▼

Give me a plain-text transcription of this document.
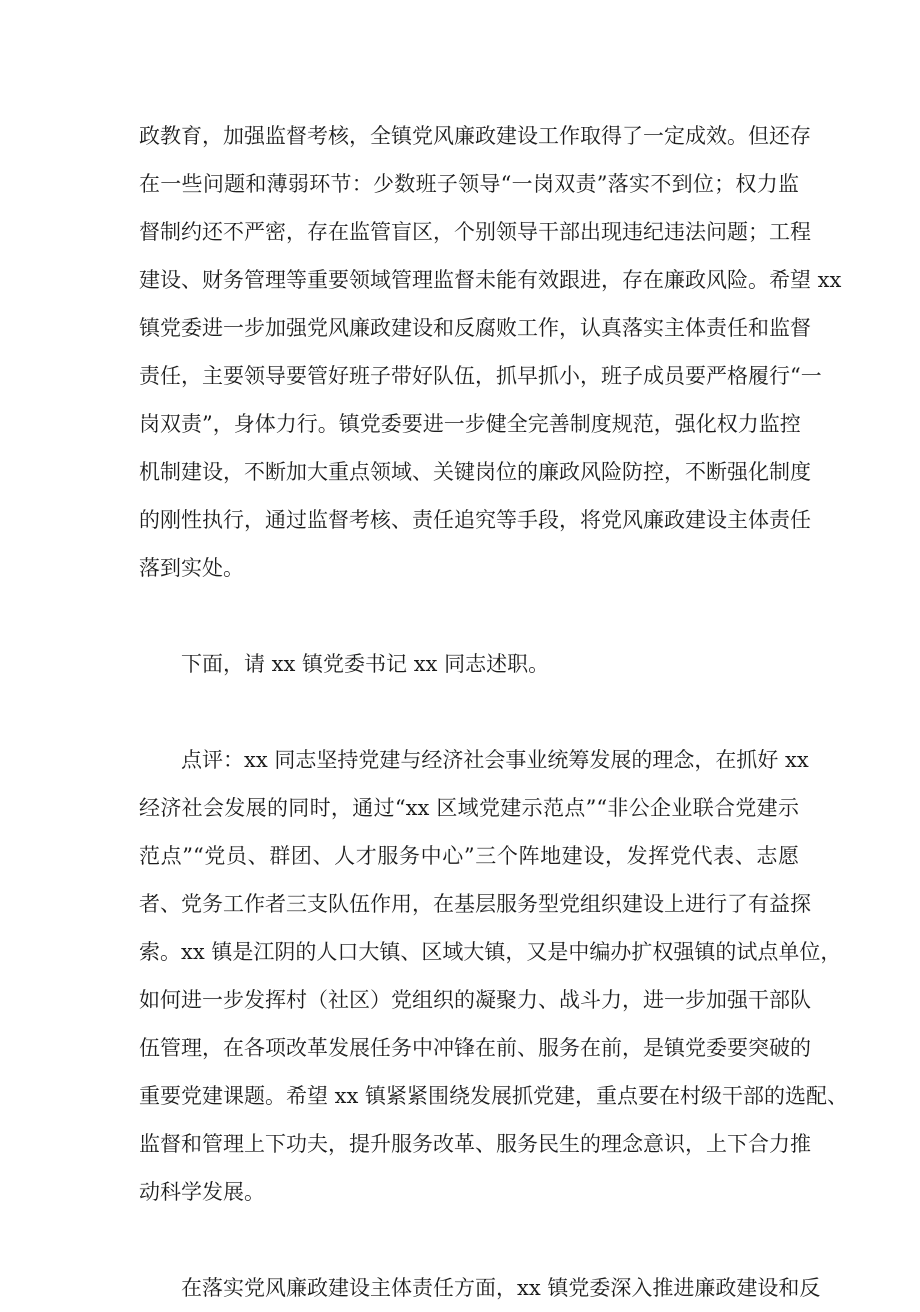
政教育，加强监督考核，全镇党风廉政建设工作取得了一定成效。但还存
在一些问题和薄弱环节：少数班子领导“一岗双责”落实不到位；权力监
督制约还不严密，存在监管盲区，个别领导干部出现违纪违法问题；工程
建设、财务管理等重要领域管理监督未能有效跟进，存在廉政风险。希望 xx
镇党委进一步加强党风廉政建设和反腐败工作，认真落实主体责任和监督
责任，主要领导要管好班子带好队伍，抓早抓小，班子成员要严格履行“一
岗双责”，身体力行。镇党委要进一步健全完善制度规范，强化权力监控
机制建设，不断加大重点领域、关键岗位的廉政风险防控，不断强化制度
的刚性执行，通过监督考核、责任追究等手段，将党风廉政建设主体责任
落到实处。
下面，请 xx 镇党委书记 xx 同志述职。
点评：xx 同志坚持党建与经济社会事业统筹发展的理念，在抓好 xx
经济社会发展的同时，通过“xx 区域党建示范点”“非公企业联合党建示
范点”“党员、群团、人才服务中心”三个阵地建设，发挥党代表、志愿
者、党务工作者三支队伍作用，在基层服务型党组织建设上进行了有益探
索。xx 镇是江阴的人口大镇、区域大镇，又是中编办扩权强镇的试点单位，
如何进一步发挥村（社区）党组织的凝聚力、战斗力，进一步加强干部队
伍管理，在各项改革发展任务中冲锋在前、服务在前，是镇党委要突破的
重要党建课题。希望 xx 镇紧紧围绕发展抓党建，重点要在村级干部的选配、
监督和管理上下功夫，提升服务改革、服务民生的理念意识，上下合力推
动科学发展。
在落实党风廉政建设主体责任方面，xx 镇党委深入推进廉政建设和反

▲

EXERCISE. Ignore the images and quote every line of the listing exactly.

THE REPLY.
Give me a plain-text transcription of this document.
政教育，加强监督考核，全镇党风廉政建设工作取得了一定成效。但还存
在一些问题和薄弱环节：少数班子领导“一岗双责”落实不到位；权力监
督制约还不严密，存在监管盲区，个别领导干部出现违纪违法问题；工程
建设、财务管理等重要领域管理监督未能有效跟进，存在廉政风险。希望 xx
镇党委进一步加强党风廉政建设和反腐败工作，认真落实主体责任和监督
责任，主要领导要管好班子带好队伍，抓早抓小，班子成员要严格履行“一
岗双责”，身体力行。镇党委要进一步健全完善制度规范，强化权力监控
机制建设，不断加大重点领域、关键岗位的廉政风险防控，不断强化制度
的刚性执行，通过监督考核、责任追究等手段，将党风廉政建设主体责任
落到实处。
下面，请 xx 镇党委书记 xx 同志述职。
点评：xx 同志坚持党建与经济社会事业统筹发展的理念，在抓好 xx
经济社会发展的同时，通过“xx 区域党建示范点”“非公企业联合党建示
范点”“党员、群团、人才服务中心”三个阵地建设，发挥党代表、志愿
者、党务工作者三支队伍作用，在基层服务型党组织建设上进行了有益探
索。xx 镇是江阴的人口大镇、区域大镇，又是中编办扩权强镇的试点单位，
如何进一步发挥村（社区）党组织的凝聚力、战斗力，进一步加强干部队
伍管理，在各项改革发展任务中冲锋在前、服务在前，是镇党委要突破的
重要党建课题。希望 xx 镇紧紧围绕发展抓党建，重点要在村级干部的选配、
监督和管理上下功夫，提升服务改革、服务民生的理念意识，上下合力推
动科学发展。
在落实党风廉政建设主体责任方面，xx 镇党委深入推进廉政建设和反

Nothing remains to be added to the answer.